> **What needs to be done**
Write out the records that appear below, verbatim and complete, but without pictures.

==== Supplied records

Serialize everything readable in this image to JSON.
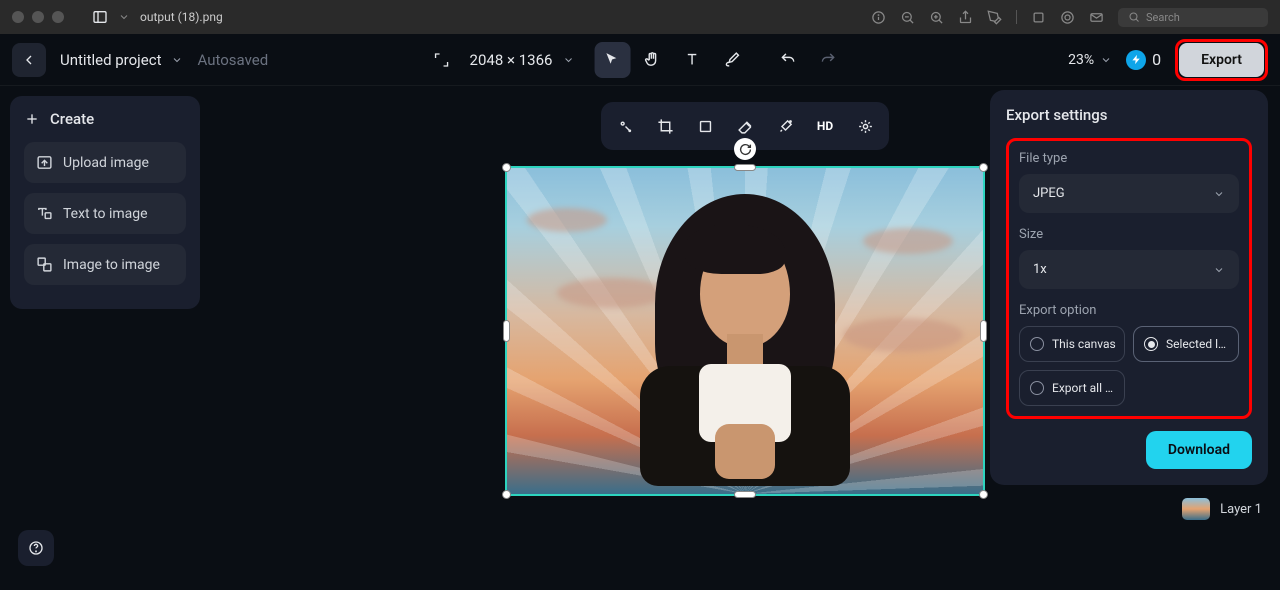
{
  "titlebar": {
    "filename": "output (18).png",
    "search_placeholder": "Search"
  },
  "toolbar": {
    "project_name": "Untitled project",
    "autosaved": "Autosaved",
    "dimensions": "2048 × 1366",
    "zoom": "23%",
    "credits": "0",
    "export_label": "Export"
  },
  "sidebar": {
    "create_label": "Create",
    "items": [
      {
        "label": "Upload image"
      },
      {
        "label": "Text to image"
      },
      {
        "label": "Image to image"
      }
    ]
  },
  "float_tools": {
    "hd": "HD"
  },
  "export_panel": {
    "title": "Export settings",
    "file_type_label": "File type",
    "file_type_value": "JPEG",
    "size_label": "Size",
    "size_value": "1x",
    "export_option_label": "Export option",
    "opt_canvas": "This canvas",
    "opt_selected": "Selected l…",
    "opt_all": "Export all …",
    "download": "Download"
  },
  "layer": {
    "name": "Layer 1"
  }
}
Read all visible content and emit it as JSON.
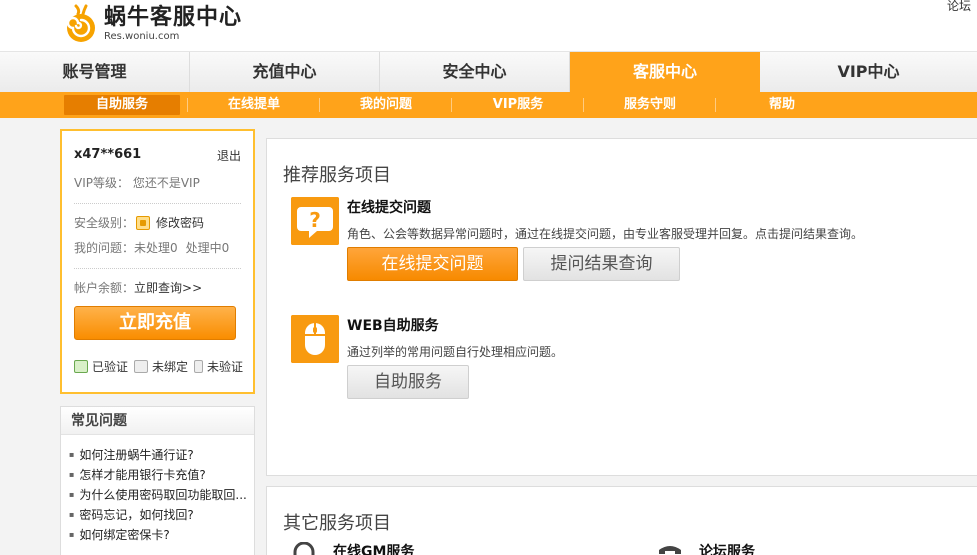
{
  "header": {
    "logo_title": "蜗牛客服中心",
    "logo_sub": "Res.woniu.com",
    "forum_link": "论坛"
  },
  "main_nav": [
    {
      "label": "账号管理",
      "active": false
    },
    {
      "label": "充值中心",
      "active": false
    },
    {
      "label": "安全中心",
      "active": false
    },
    {
      "label": "客服中心",
      "active": true
    },
    {
      "label": "VIP中心",
      "active": false
    }
  ],
  "sub_nav": [
    {
      "label": "自助服务",
      "active": true
    },
    {
      "label": "在线提单",
      "active": false
    },
    {
      "label": "我的问题",
      "active": false
    },
    {
      "label": "VIP服务",
      "active": false
    },
    {
      "label": "服务守则",
      "active": false
    },
    {
      "label": "帮助",
      "active": false
    }
  ],
  "user": {
    "name": "x47**661",
    "logout": "退出",
    "vip_label": "VIP等级：",
    "vip_value": "您还不是VIP",
    "security_label": "安全级别：",
    "change_password": "修改密码",
    "my_issues_label": "我的问题：",
    "unhandled": "未处理0",
    "processing": "处理中0",
    "balance_label": "帐户余额：",
    "query_now": "立即查询>>",
    "recharge_button": "立即充值",
    "verify": [
      {
        "label": "已验证",
        "icon": "shield-check-icon"
      },
      {
        "label": "未绑定",
        "icon": "mail-icon"
      },
      {
        "label": "未验证",
        "icon": "phone-icon"
      }
    ]
  },
  "faq": {
    "title": "常见问题",
    "items": [
      "如何注册蜗牛通行证?",
      "怎样才能用银行卡充值?",
      "为什么使用密码取回功能取回...",
      "密码忘记，如何找回?",
      "如何绑定密保卡?"
    ]
  },
  "recommended": {
    "title": "推荐服务项目",
    "services": [
      {
        "name": "在线提交问题",
        "icon": "question-bubble-icon",
        "desc": "角色、公会等数据异常问题时，通过在线提交问题，由专业客服受理并回复。点击提问结果查询。",
        "primary_button": "在线提交问题",
        "secondary_button": "提问结果查询"
      },
      {
        "name": "WEB自助服务",
        "icon": "mouse-icon",
        "desc": "通过列举的常用问题自行处理相应问题。",
        "button": "自助服务"
      }
    ]
  },
  "other": {
    "title": "其它服务项目",
    "services": [
      {
        "name": "在线GM服务",
        "icon": "headset-icon"
      },
      {
        "name": "论坛服务",
        "icon": "telephone-icon"
      }
    ]
  },
  "colors": {
    "accent": "#ffa31a",
    "accent_dark": "#e67e00"
  }
}
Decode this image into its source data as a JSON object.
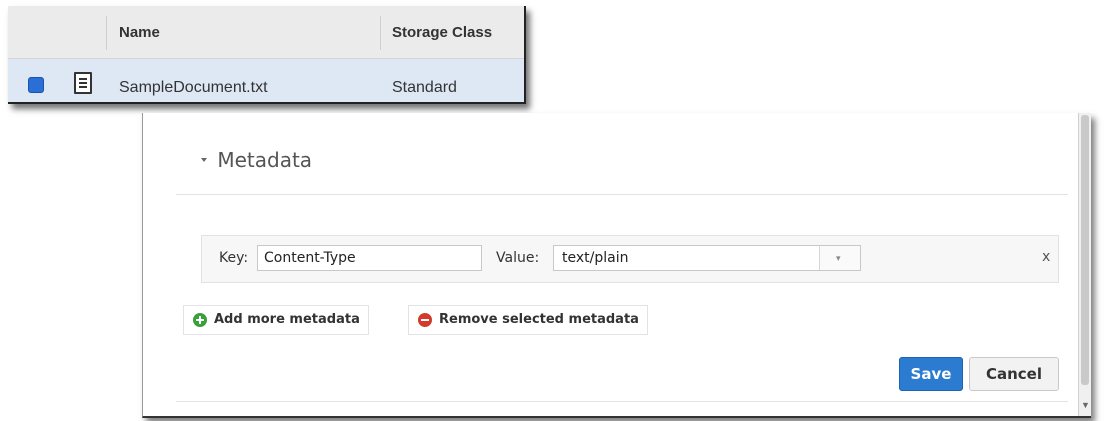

========

> **Correct output**
Serialize everything readable in this image to JSON.
{
  "titlebar": {
    "filename": "output (18).png",
    "search_placeholder": "Search"
  },
  "toolbar": {
    "project_name": "Untitled project",
    "autosaved": "Autosaved",
    "dimensions": "2048 × 1366",
    "zoom": "23%",
    "credits": "0",
    "export_label": "Export"
  },
  "sidebar": {
    "create_label": "Create",
    "items": [
      {
        "label": "Upload image"
      },
      {
        "label": "Text to image"
      },
      {
        "label": "Image to image"
      }
    ]
  },
  "float_tools": {
    "hd": "HD"
  },
  "export_panel": {
    "title": "Export settings",
    "file_type_label": "File type",
    "file_type_value": "JPEG",
    "size_label": "Size",
    "size_value": "1x",
    "export_option_label": "Export option",
    "opt_canvas": "This canvas",
    "opt_selected": "Selected l…",
    "opt_all": "Export all …",
    "download": "Download"
  },
  "layer": {
    "name": "Layer 1"
  }
}
Read all visible content and emit it as JSON.
{
  "header": {
    "logo_title": "蜗牛客服中心",
    "logo_sub": "Res.woniu.com",
    "forum_link": "论坛"
  },
  "main_nav": [
    {
      "label": "账号管理",
      "active": false
    },
    {
      "label": "充值中心",
      "active": false
    },
    {
      "label": "安全中心",
      "active": false
    },
    {
      "label": "客服中心",
      "active": true
    },
    {
      "label": "VIP中心",
      "active": false
    }
  ],
  "sub_nav": [
    {
      "label": "自助服务",
      "active": true
    },
    {
      "label": "在线提单",
      "active": false
    },
    {
      "label": "我的问题",
      "active": false
    },
    {
      "label": "VIP服务",
      "active": false
    },
    {
      "label": "服务守则",
      "active": false
    },
    {
      "label": "帮助",
      "active": false
    }
  ],
  "user": {
    "name": "x47**661",
    "logout": "退出",
    "vip_label": "VIP等级：",
    "vip_value": "您还不是VIP",
    "security_label": "安全级别：",
    "change_password": "修改密码",
    "my_issues_label": "我的问题：",
    "unhandled": "未处理0",
    "processing": "处理中0",
    "balance_label": "帐户余额：",
    "query_now": "立即查询>>",
    "recharge_button": "立即充值",
    "verify": [
      {
        "label": "已验证",
        "icon": "shield-check-icon"
      },
      {
        "label": "未绑定",
        "icon": "mail-icon"
      },
      {
        "label": "未验证",
        "icon": "phone-icon"
      }
    ]
  },
  "faq": {
    "title": "常见问题",
    "items": [
      "如何注册蜗牛通行证?",
      "怎样才能用银行卡充值?",
      "为什么使用密码取回功能取回...",
      "密码忘记，如何找回?",
      "如何绑定密保卡?"
    ]
  },
  "recommended": {
    "title": "推荐服务项目",
    "services": [
      {
        "name": "在线提交问题",
        "icon": "question-bubble-icon",
        "desc": "角色、公会等数据异常问题时，通过在线提交问题，由专业客服受理并回复。点击提问结果查询。",
        "primary_button": "在线提交问题",
        "secondary_button": "提问结果查询"
      },
      {
        "name": "WEB自助服务",
        "icon": "mouse-icon",
        "desc": "通过列举的常用问题自行处理相应问题。",
        "button": "自助服务"
      }
    ]
  },
  "other": {
    "title": "其它服务项目",
    "services": [
      {
        "name": "在线GM服务",
        "icon": "headset-icon"
      },
      {
        "name": "论坛服务",
        "icon": "telephone-icon"
      }
    ]
  },
  "colors": {
    "accent": "#ffa31a",
    "accent_dark": "#e67e00"
  }
}
Decode this image into its source data as a JSON object.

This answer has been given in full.